### Problem description
Images should be left out, and everything else in the listing reproduced exactly.

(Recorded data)

##############################

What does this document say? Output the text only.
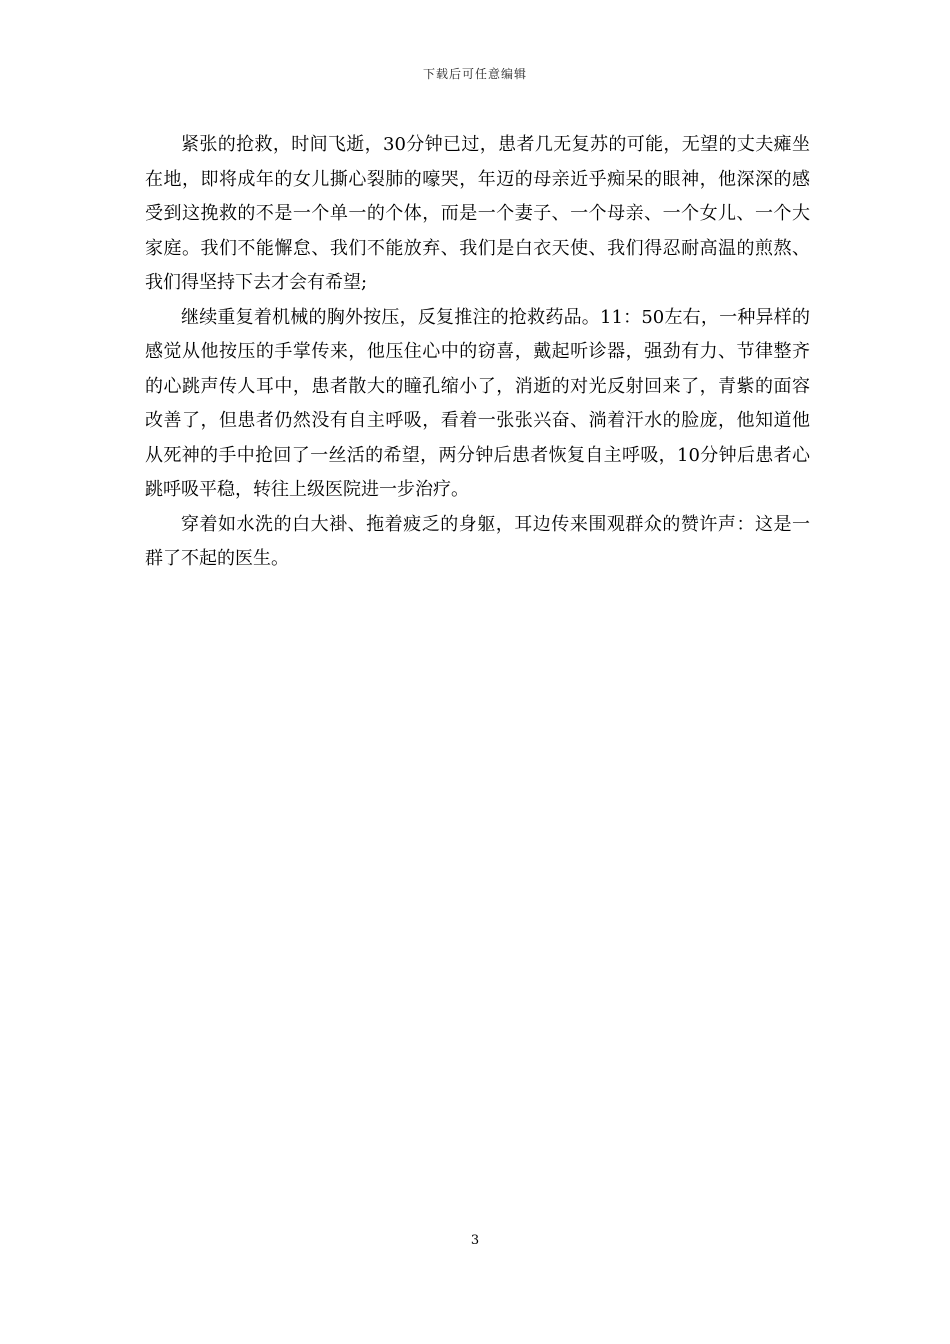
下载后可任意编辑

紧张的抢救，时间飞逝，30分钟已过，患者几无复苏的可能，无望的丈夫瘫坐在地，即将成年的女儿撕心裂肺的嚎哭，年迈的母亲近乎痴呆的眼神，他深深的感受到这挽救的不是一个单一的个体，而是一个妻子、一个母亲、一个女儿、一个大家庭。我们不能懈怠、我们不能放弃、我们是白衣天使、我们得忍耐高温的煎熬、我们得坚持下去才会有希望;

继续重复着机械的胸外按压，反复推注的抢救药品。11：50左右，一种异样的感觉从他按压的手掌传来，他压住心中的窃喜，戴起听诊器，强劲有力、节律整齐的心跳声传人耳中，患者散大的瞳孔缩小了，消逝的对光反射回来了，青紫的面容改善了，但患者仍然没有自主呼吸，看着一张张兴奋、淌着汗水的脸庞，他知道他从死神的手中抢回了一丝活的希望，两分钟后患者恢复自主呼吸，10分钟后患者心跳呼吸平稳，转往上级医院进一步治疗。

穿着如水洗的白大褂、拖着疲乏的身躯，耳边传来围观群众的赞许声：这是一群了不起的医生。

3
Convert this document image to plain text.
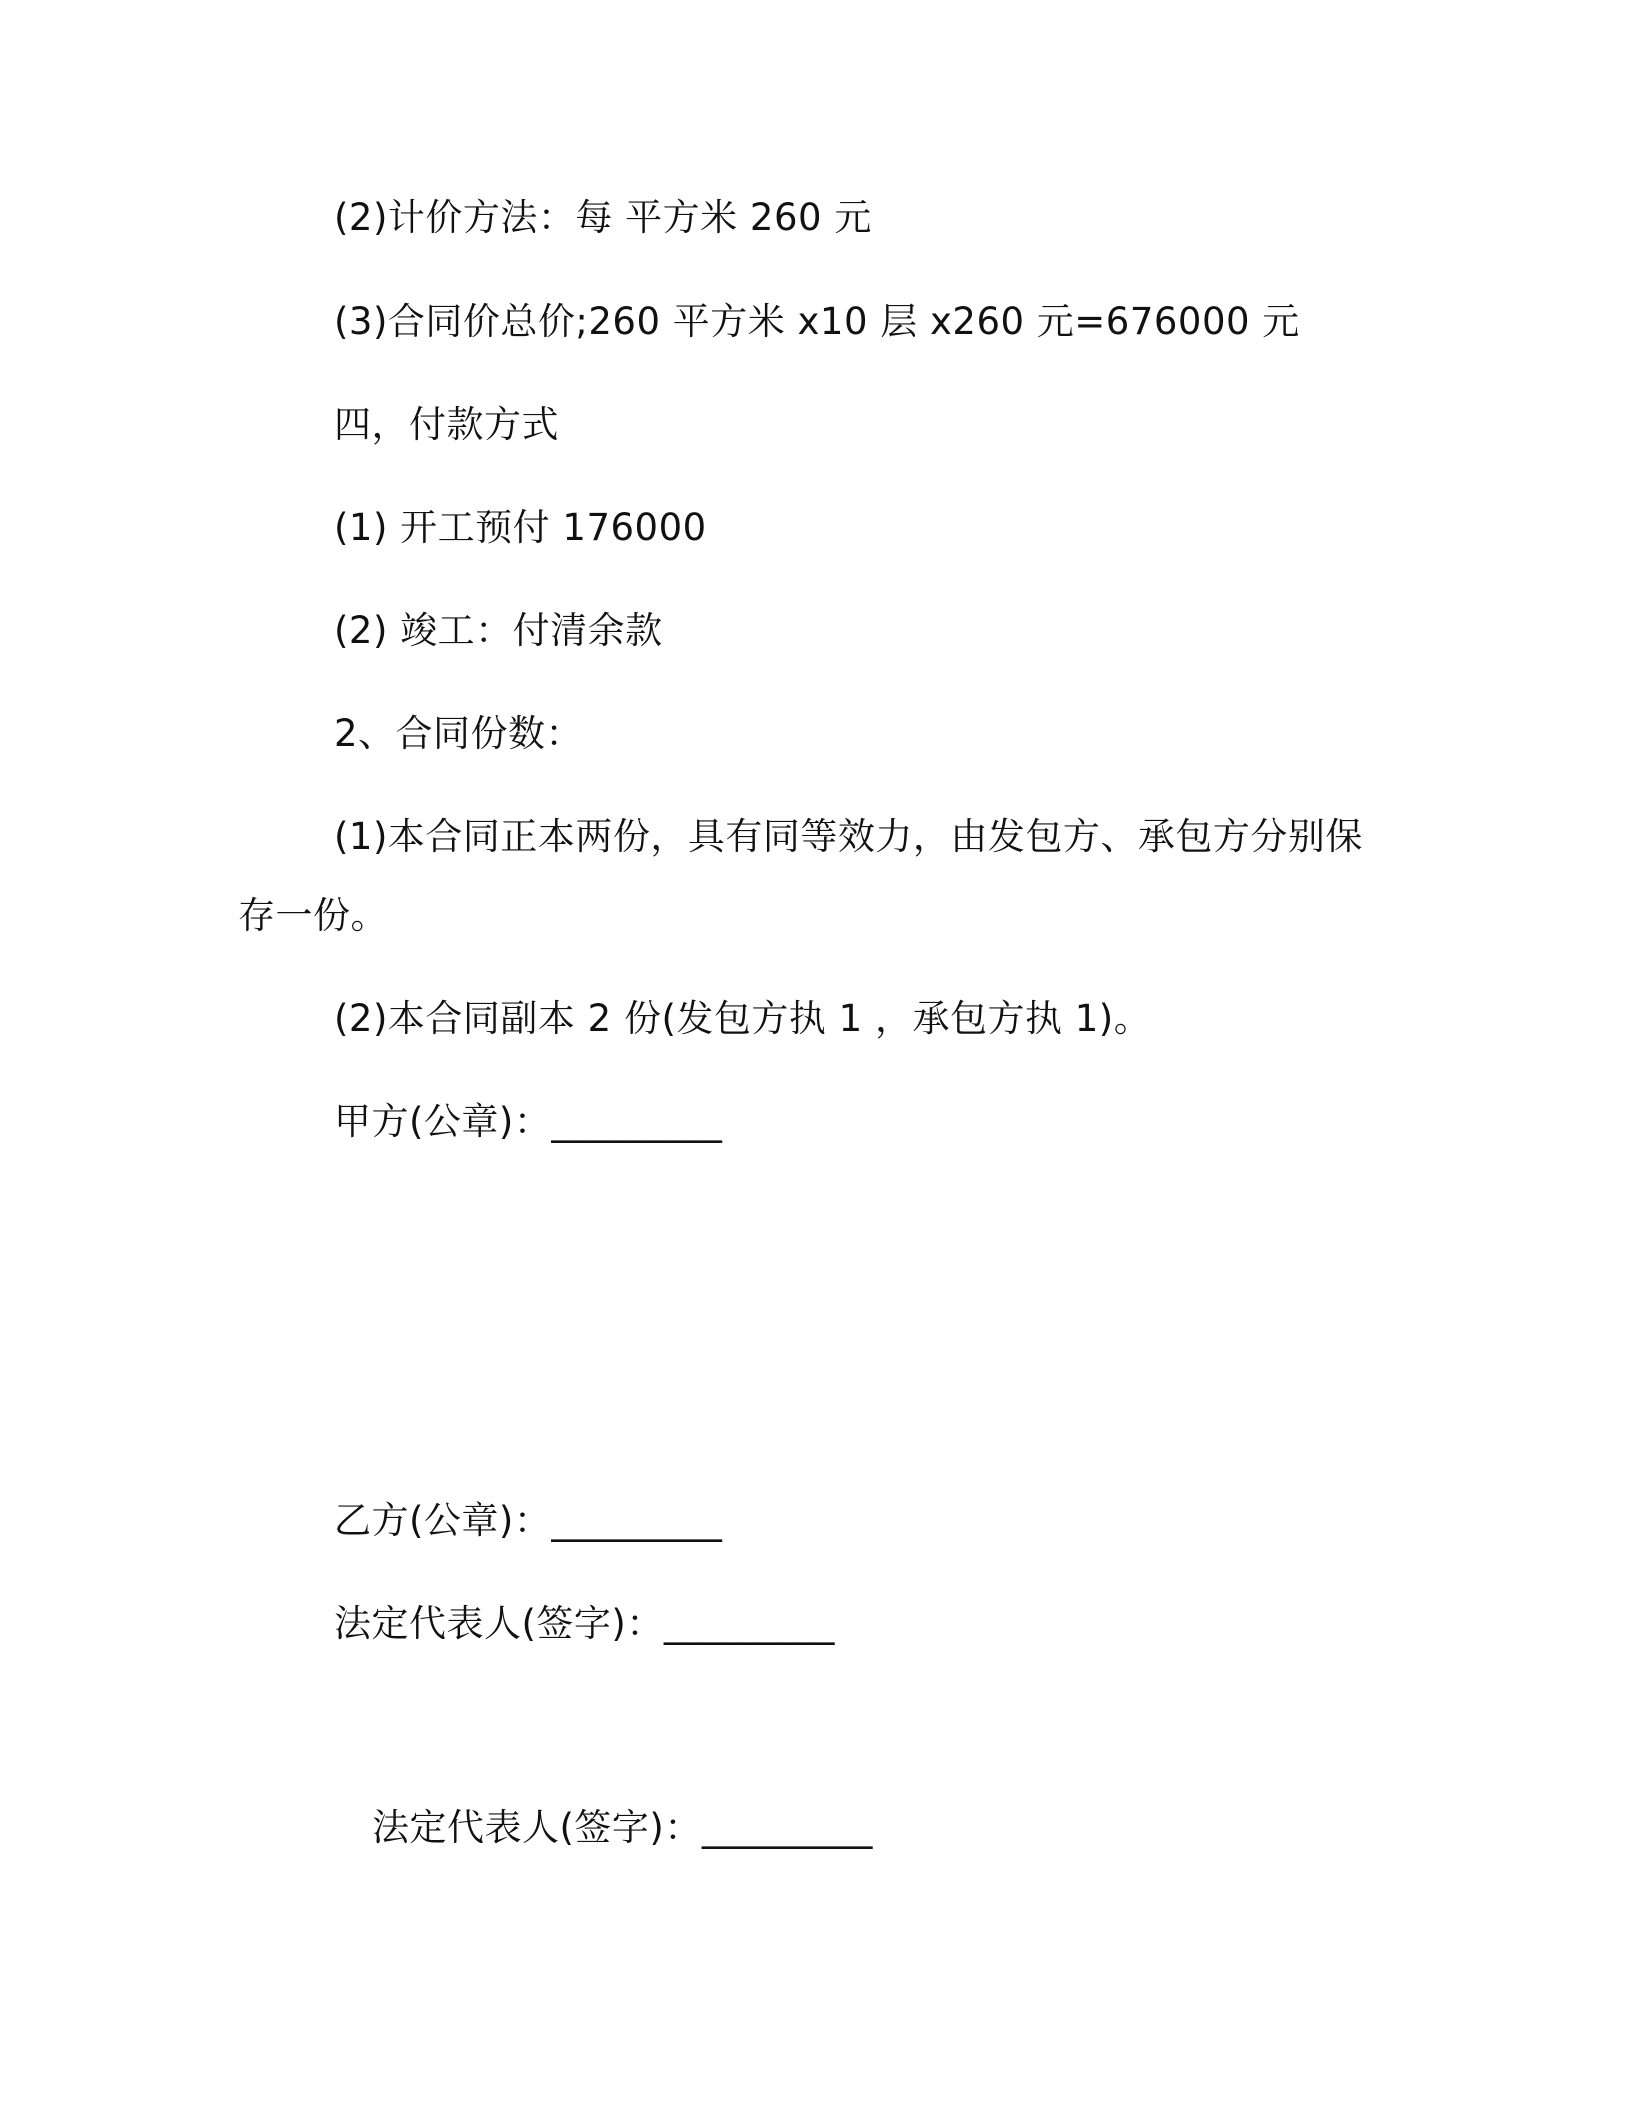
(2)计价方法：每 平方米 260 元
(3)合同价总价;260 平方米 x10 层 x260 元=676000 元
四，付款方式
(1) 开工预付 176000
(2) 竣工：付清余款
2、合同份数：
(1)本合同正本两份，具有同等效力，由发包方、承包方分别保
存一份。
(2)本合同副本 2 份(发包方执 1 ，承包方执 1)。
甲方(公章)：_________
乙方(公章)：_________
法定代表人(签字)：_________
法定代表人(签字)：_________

##############################

### Finished task
What does this document say? Output the text only.
下载后可任意编辑

紧张的抢救，时间飞逝，30分钟已过，患者几无复苏的可能，无望的丈夫瘫坐在地，即将成年的女儿撕心裂肺的嚎哭，年迈的母亲近乎痴呆的眼神，他深深的感受到这挽救的不是一个单一的个体，而是一个妻子、一个母亲、一个女儿、一个大家庭。我们不能懈怠、我们不能放弃、我们是白衣天使、我们得忍耐高温的煎熬、我们得坚持下去才会有希望;

继续重复着机械的胸外按压，反复推注的抢救药品。11：50左右，一种异样的感觉从他按压的手掌传来，他压住心中的窃喜，戴起听诊器，强劲有力、节律整齐的心跳声传人耳中，患者散大的瞳孔缩小了，消逝的对光反射回来了，青紫的面容改善了，但患者仍然没有自主呼吸，看着一张张兴奋、淌着汗水的脸庞，他知道他从死神的手中抢回了一丝活的希望，两分钟后患者恢复自主呼吸，10分钟后患者心跳呼吸平稳，转往上级医院进一步治疗。

穿着如水洗的白大褂、拖着疲乏的身躯，耳边传来围观群众的赞许声：这是一群了不起的医生。

3
Convert this document image to plain text.
(2)计价方法：每 平方米 260 元
(3)合同价总价;260 平方米 x10 层 x260 元=676000 元
四，付款方式
(1) 开工预付 176000
(2) 竣工：付清余款
2、合同份数：
(1)本合同正本两份，具有同等效力，由发包方、承包方分别保
存一份。
(2)本合同副本 2 份(发包方执 1 ，承包方执 1)。
甲方(公章)：_________
乙方(公章)：_________
法定代表人(签字)：_________
法定代表人(签字)：_________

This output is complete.